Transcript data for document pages
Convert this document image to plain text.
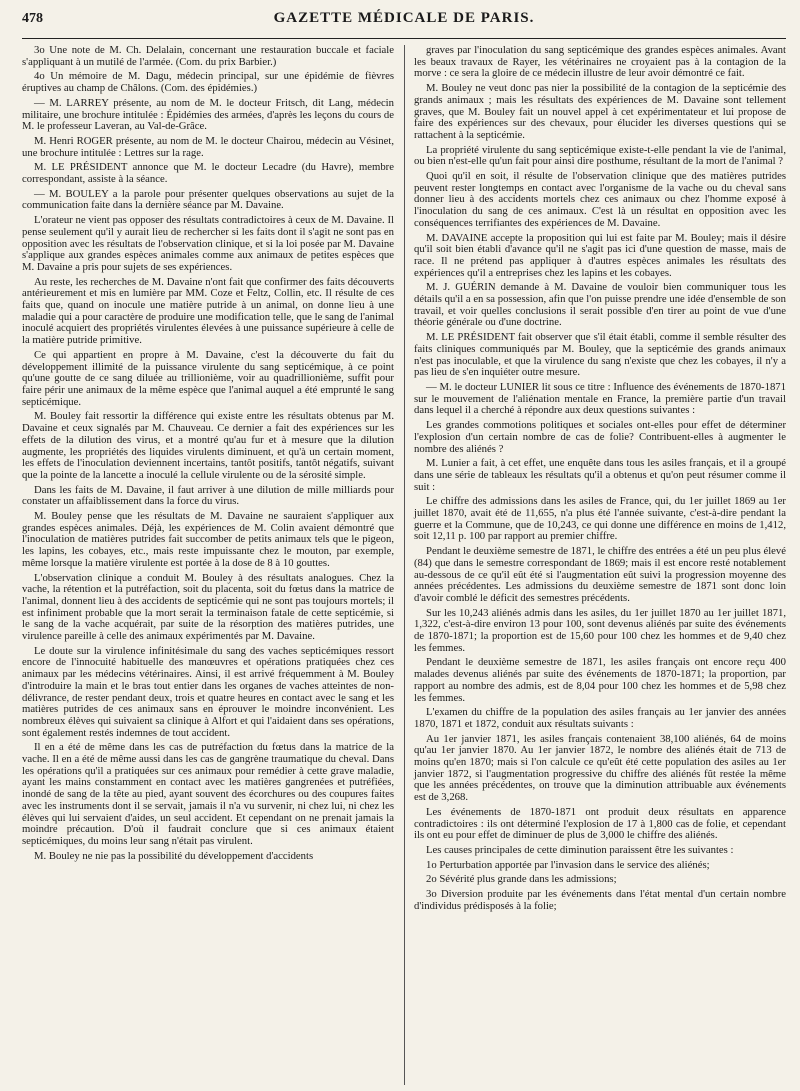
478	GAZETTE MÉDICALE DE PARIS.

3o Une note de M. Ch. Delalain, concernant une restauration buccale et faciale s'appliquant à un mutilé de l'armée. (Com. du prix Barbier.)

4o Un mémoire de M. Dagu, médecin principal, sur une épidémie de fièvres éruptives au champ de Châlons. (Com. des épidémies.)

— M. LARREY présente, au nom de M. le docteur Fritsch, dit Lang, médecin militaire, une brochure intitulée : Épidémies des armées, d'après les leçons du cours de M. le professeur Laveran, au Val-de-Grâce.

M. Henri ROGER présente, au nom de M. le docteur Chairou, médecin au Vésinet, une brochure intitulée : Lettres sur la rage.

M. LE PRÉSIDENT annonce que M. le docteur Lecadre (du Havre), membre correspondant, assiste à la séance.

— M. BOULEY a la parole pour présenter quelques observations au sujet de la communication faite dans la dernière séance par M. Davaine.

L'orateur ne vient pas opposer des résultats contradictoires à ceux de M. Davaine. Il pense seulement qu'il y aurait lieu de rechercher si les faits dont il s'agit ne sont pas en opposition avec les résultats de l'observation clinique, et si la loi posée par M. Davaine s'applique aux grandes espèces animales comme aux animaux de petites espèces que M. Davaine a pris pour sujets de ses expériences.

Au reste, les recherches de M. Davaine n'ont fait que confirmer des faits découverts antérieurement et mis en lumière par MM. Coze et Feltz, Collin, etc. Il résulte de ces faits que, quand on inocule une matière putride à un animal, on donne lieu à une maladie qui a pour caractère de produire une modification telle, que le sang de l'animal inoculé acquiert des propriétés virulentes élevées à une puissance supérieure à celle de la matière putride primitive.

Ce qui appartient en propre à M. Davaine, c'est la découverte du fait du développement illimité de la puissance virulente du sang septicémique, à ce point qu'une goutte de ce sang diluée au trillionième, voir au quadrillionième, suffit pour faire périr une animaux de la même espèce que l'animal auquel a été emprunté le sang septicémique.

M. Bouley fait ressortir la différence qui existe entre les résultats obtenus par M. Davaine et ceux signalés par M. Chauveau. Ce dernier a fait des expériences sur les effets de la dilution des virus, et a montré qu'au fur et à mesure que la dilution augmente, les propriétés des liquides virulents diminuent, et qu'à un certain moment, les effets de l'inoculation deviennent incertains, tantôt positifs, tantôt négatifs, suivant que la pointe de la lancette a inoculé la cellule virulente ou de la sérosité simple.

Dans les faits de M. Davaine, il faut arriver à une dilution de mille milliards pour constater un affaiblissement dans la force du virus.

M. Bouley pense que les résultats de M. Davaine ne sauraient s'appliquer aux grandes espèces animales. Déjà, les expériences de M. Colin avaient démontré que l'inoculation de matières putrides fait succomber de petits animaux tels que le pigeon, les lapins, les cobayes, etc., mais reste impuissante chez le mouton, par exemple, même lorsque la matière virulente est portée à la dose de 8 à 10 gouttes.

L'observation clinique a conduit M. Bouley à des résultats analogues. Chez la vache, la rétention et la putréfaction, soit du placenta, soit du fœtus dans la matrice de l'animal, donnent lieu à des accidents de septicémie qui ne sont pas toujours mortels; il est infiniment probable que la mort serait la terminaison fatale de cette septicémie, si le sang de la vache acquérait, par suite de la résorption des matières putrides, une virulence pareille à celle des animaux expérimentés par M. Davaine.

Le doute sur la virulence infinitésimale du sang des vaches septicémiques ressort encore de l'innocuité habituelle des manœuvres et opérations pratiquées chez ces animaux par les médecins vétérinaires. Ainsi, il est arrivé fréquemment à M. Bouley d'introduire la main et le bras tout entier dans les organes de vaches atteintes de non-délivrance, de rester pendant deux, trois et quatre heures en contact avec le sang et les matières putrides de ces animaux sans en éprouver le moindre inconvénient. Les nombreux élèves qui suivaient sa clinique à Alfort et qui l'aidaient dans ses opérations, sont également restés indemnes de tout accident.

Il en a été de même dans les cas de putréfaction du fœtus dans la matrice de la vache. Il en a été de même aussi dans les cas de gangrène traumatique du cheval. Dans les opérations qu'il a pratiquées sur ces animaux pour remédier à cette grave maladie, ayant les mains constamment en contact avec les matières gangrenées et putréfiées, inondé de sang de la tête au pied, ayant souvent des écorchures ou des coupures faites avec les instruments dont il se servait, jamais il n'a vu survenir, ni chez lui, ni chez les élèves qui lui servaient d'aides, un seul accident. Et cependant on ne prenait jamais la moindre précaution. D'où il faudrait conclure que si ces animaux étaient septicémiques, du moins leur sang n'était pas virulent.

M. Bouley ne nie pas la possibilité du développement d'accidents

graves par l'inoculation du sang septicémique des grandes espèces animales. Avant les beaux travaux de Rayer, les vétérinaires ne croyaient pas à la contagion de la morve : ce sera la gloire de ce médecin illustre de leur avoir démontré ce fait.

M. Bouley ne veut donc pas nier la possibilité de la contagion de la septicémie des grands animaux ; mais les résultats des expériences de M. Davaine sont tellement graves, que M. Bouley fait un nouvel appel à cet expérimentateur et lui propose de faire des expériences sur des chevaux, pour élucider les diverses questions qui se rattachent à la septicémie.

La propriété virulente du sang septicémique existe-t-elle pendant la vie de l'animal, ou bien n'est-elle qu'un fait pour ainsi dire posthume, résultant de la mort de l'animal ?

Quoi qu'il en soit, il résulte de l'observation clinique que des matières putrides peuvent rester longtemps en contact avec l'organisme de la vache ou du cheval sans donner lieu à des accidents mortels chez ces animaux ou chez l'homme exposé à l'inoculation du sang de ces animaux. C'est là un résultat en opposition avec les conséquences terrifiantes des expériences de M. Davaine.

M. DAVAINE accepte la proposition qui lui est faite par M. Bouley; mais il désire qu'il soit bien établi d'avance qu'il ne s'agit pas ici d'une question de masse, mais de race. Il ne prétend pas appliquer à d'autres espèces animales les résultats des expériences qu'il a entreprises chez les lapins et les cobayes.

M. J. GUÉRIN demande à M. Davaine de vouloir bien communiquer tous les détails qu'il a en sa possession, afin que l'on puisse prendre une idée d'ensemble de son travail, et voir quelles conclusions il serait possible d'en tirer au point de vue d'une théorie générale ou d'une doctrine.

M. LE PRÉSIDENT fait observer que s'il était établi, comme il semble résulter des faits cliniques communiqués par M. Bouley, que la septicémie des grands animaux n'est pas inoculable, et que la virulence du sang n'existe que chez les cobayes, il n'y a pas lieu de s'en inquiéter outre mesure.

— M. le docteur LUNIER lit sous ce titre : Influence des événements de 1870-1871 sur le mouvement de l'aliénation mentale en France, la première partie d'un travail dans lequel il a cherché à répondre aux deux questions suivantes :

Les grandes commotions politiques et sociales ont-elles pour effet de déterminer l'explosion d'un certain nombre de cas de folie? Contribuent-elles à augmenter le nombre des aliénés ?

M. Lunier a fait, à cet effet, une enquête dans tous les asiles français, et il a groupé dans une série de tableaux les résultats qu'il a obtenus et qu'on peut résumer comme il suit :

Le chiffre des admissions dans les asiles de France, qui, du 1er juillet 1869 au 1er juillet 1870, avait été de 11,655, n'a plus été l'année suivante, c'est-à-dire pendant la guerre et la Commune, que de 10,243, ce qui donne une différence en moins de 1,412, soit 12,11 p. 100 par rapport au premier chiffre.

Pendant le deuxième semestre de 1871, le chiffre des entrées a été un peu plus élevé (84) que dans le semestre correspondant de 1869; mais il est encore resté notablement au-dessous de ce qu'il eût été si l'augmentation eût suivi la progression moyenne des années précédentes. Les admissions du deuxième semestre de 1871 sont donc loin d'avoir comblé le déficit des semestres précédents.

Sur les 10,243 aliénés admis dans les asiles, du 1er juillet 1870 au 1er juillet 1871, 1,322, c'est-à-dire environ 13 pour 100, sont devenus aliénés par suite des événements de 1870-1871; la proportion est de 15,60 pour 100 chez les hommes et de 9,40 chez les femmes.

Pendant le deuxième semestre de 1871, les asiles français ont encore reçu 400 malades devenus aliénés par suite des événements de 1870-1871; la proportion, par rapport au nombre des admis, est de 8,04 pour 100 chez les hommes et de 5,98 chez les femmes.

L'examen du chiffre de la population des asiles français au 1er janvier des années 1870, 1871 et 1872, conduit aux résultats suivants :

Au 1er janvier 1871, les asiles français contenaient 38,100 aliénés, 64 de moins qu'au 1er janvier 1870. Au 1er janvier 1872, le nombre des aliénés était de 713 de moins qu'en 1870; mais si l'on calcule ce qu'eût été cette population des asiles au 1er janvier 1872, si l'augmentation progressive du chiffre des aliénés fût restée la même que les années précédentes, on trouve que la diminution attribuable aux événements est de 3,268.

Les événements de 1870-1871 ont produit deux résultats en apparence contradictoires : ils ont déterminé l'explosion de 17 à 1,800 cas de folie, et cependant ils ont eu pour effet de diminuer de plus de 3,000 le chiffre des aliénés.

Les causes principales de cette diminution paraissent être les suivantes :

1o Perturbation apportée par l'invasion dans le service des aliénés;

2o Sévérité plus grande dans les admissions;

3o Diversion produite par les événements dans l'état mental d'un certain nombre d'individus prédisposés à la folie;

Exercise:
Which lines above contain the word "bien"? Show each of them.

Task answer:
La propriété virulente du sang septicémique existe-t-elle pendant la vie de l'animal, ou bien n'est-elle qu'un fait pour ainsi dire posthume, résultant de la mort de l'animal ?
M. DAVAINE accepte la proposition qui lui est faite par M. Bouley; mais il désire qu'il soit bien établi d'avance qu'il ne s'agit pas ici d'une question de masse, mais de race. Il ne prétend pas appliquer à d'autres espèces animales les résultats des expériences qu'il a entreprises chez les lapins et les cobayes.
M. J. GUÉRIN demande à M. Davaine de vouloir bien communiquer tous les détails qu'il a en sa possession, afin que l'on puisse prendre une idée d'ensemble de son travail, et voir quelles conclusions il serait possible d'en tirer au point de vue d'une théorie générale ou d'une doctrine.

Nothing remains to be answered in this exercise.